▶ [Problem to solve]:
Scan the listing that follows and report how many lines contain "title". Write the number alone.

▶ [Given data]:
»»
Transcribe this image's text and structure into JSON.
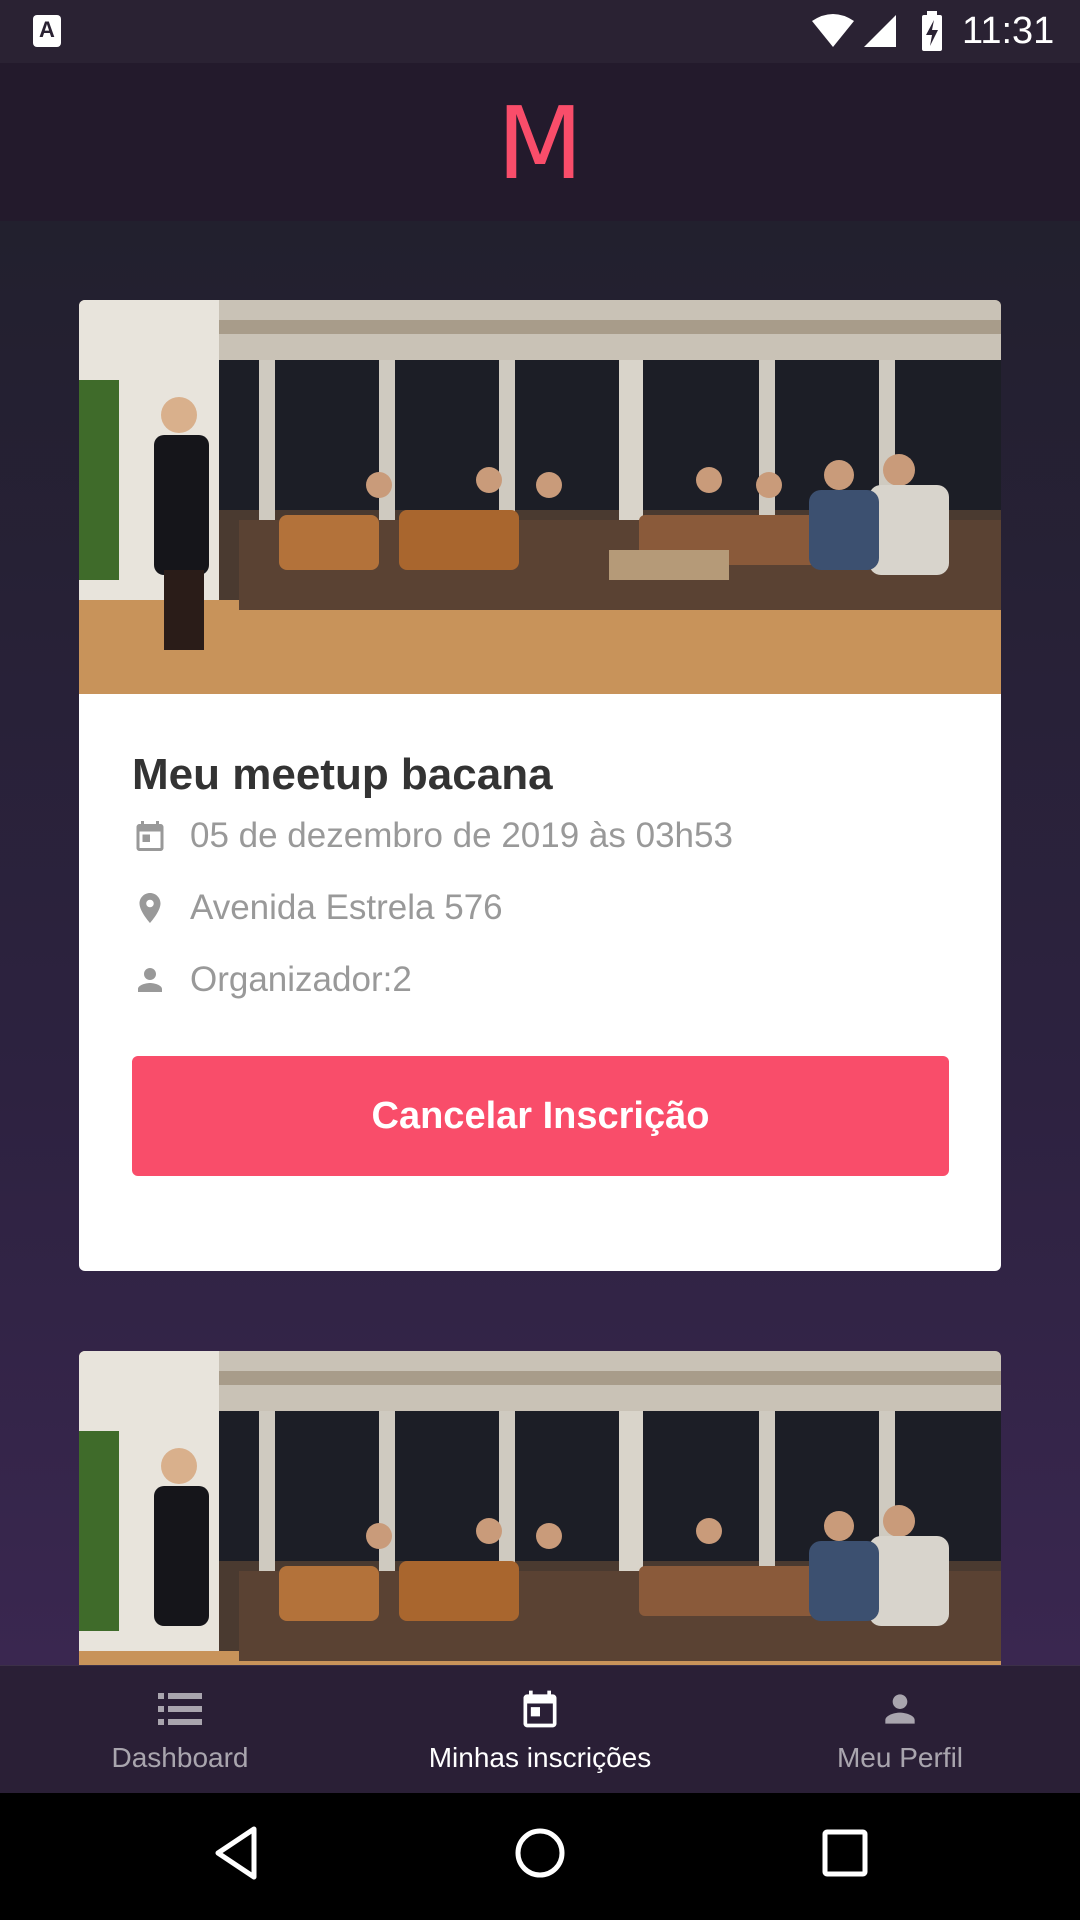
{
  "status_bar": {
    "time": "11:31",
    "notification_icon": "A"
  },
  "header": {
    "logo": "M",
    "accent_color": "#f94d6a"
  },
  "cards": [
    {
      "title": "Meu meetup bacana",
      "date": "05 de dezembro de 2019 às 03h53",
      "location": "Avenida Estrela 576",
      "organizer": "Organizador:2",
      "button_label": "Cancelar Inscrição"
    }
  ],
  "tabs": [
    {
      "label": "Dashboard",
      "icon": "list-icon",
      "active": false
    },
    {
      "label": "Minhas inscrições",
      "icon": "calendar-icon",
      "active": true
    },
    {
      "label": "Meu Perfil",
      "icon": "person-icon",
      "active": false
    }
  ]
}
««
»»
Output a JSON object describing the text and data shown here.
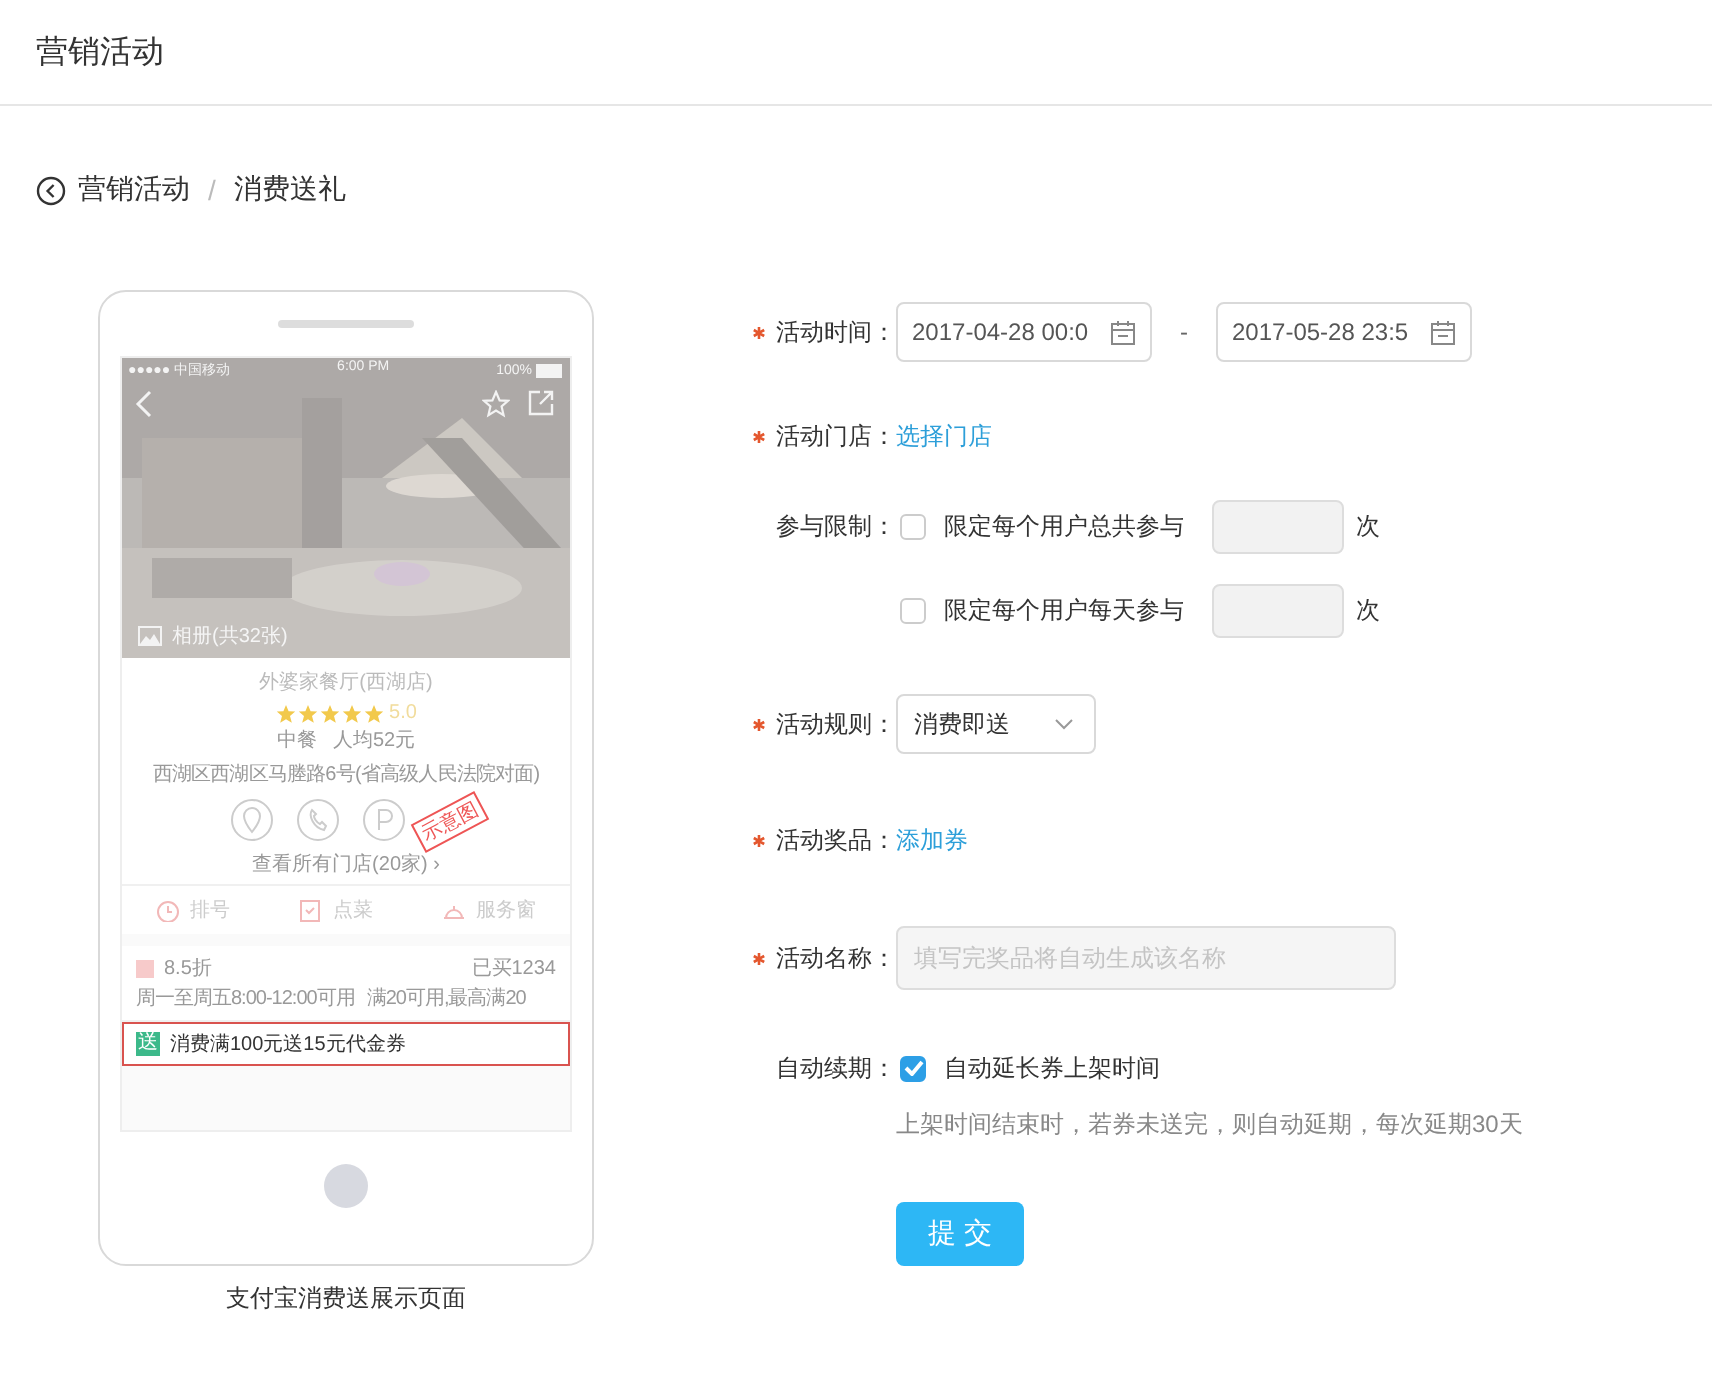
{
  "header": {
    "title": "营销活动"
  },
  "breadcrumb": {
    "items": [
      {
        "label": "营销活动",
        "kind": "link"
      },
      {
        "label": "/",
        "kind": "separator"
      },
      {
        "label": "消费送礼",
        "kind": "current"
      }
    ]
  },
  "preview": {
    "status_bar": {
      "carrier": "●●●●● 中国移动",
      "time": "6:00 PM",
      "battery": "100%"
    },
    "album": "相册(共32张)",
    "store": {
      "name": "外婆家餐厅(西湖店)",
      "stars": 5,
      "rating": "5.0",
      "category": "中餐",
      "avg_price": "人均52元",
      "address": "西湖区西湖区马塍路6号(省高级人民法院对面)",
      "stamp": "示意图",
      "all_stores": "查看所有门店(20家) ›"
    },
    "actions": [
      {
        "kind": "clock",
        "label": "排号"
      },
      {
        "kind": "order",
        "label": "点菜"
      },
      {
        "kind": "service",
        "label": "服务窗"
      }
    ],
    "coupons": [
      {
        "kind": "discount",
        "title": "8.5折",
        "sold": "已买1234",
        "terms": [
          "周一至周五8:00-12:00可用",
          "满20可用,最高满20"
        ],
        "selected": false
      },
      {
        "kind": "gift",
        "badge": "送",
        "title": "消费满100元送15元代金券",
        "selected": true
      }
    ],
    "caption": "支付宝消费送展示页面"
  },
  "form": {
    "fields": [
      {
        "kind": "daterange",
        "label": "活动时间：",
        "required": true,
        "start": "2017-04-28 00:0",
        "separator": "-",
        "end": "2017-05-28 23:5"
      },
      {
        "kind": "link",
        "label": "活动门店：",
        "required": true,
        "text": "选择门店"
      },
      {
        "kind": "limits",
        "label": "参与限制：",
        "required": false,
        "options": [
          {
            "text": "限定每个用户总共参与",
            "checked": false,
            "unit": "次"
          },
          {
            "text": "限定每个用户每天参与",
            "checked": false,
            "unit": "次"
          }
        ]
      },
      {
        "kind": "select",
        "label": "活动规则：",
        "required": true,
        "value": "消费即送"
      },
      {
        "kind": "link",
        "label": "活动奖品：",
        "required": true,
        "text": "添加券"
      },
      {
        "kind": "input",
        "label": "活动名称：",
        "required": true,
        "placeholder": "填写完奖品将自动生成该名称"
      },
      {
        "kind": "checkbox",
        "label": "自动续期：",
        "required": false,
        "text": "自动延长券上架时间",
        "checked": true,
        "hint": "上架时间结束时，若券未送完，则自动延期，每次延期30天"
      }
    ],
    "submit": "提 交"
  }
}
««
▶ [Output]:
4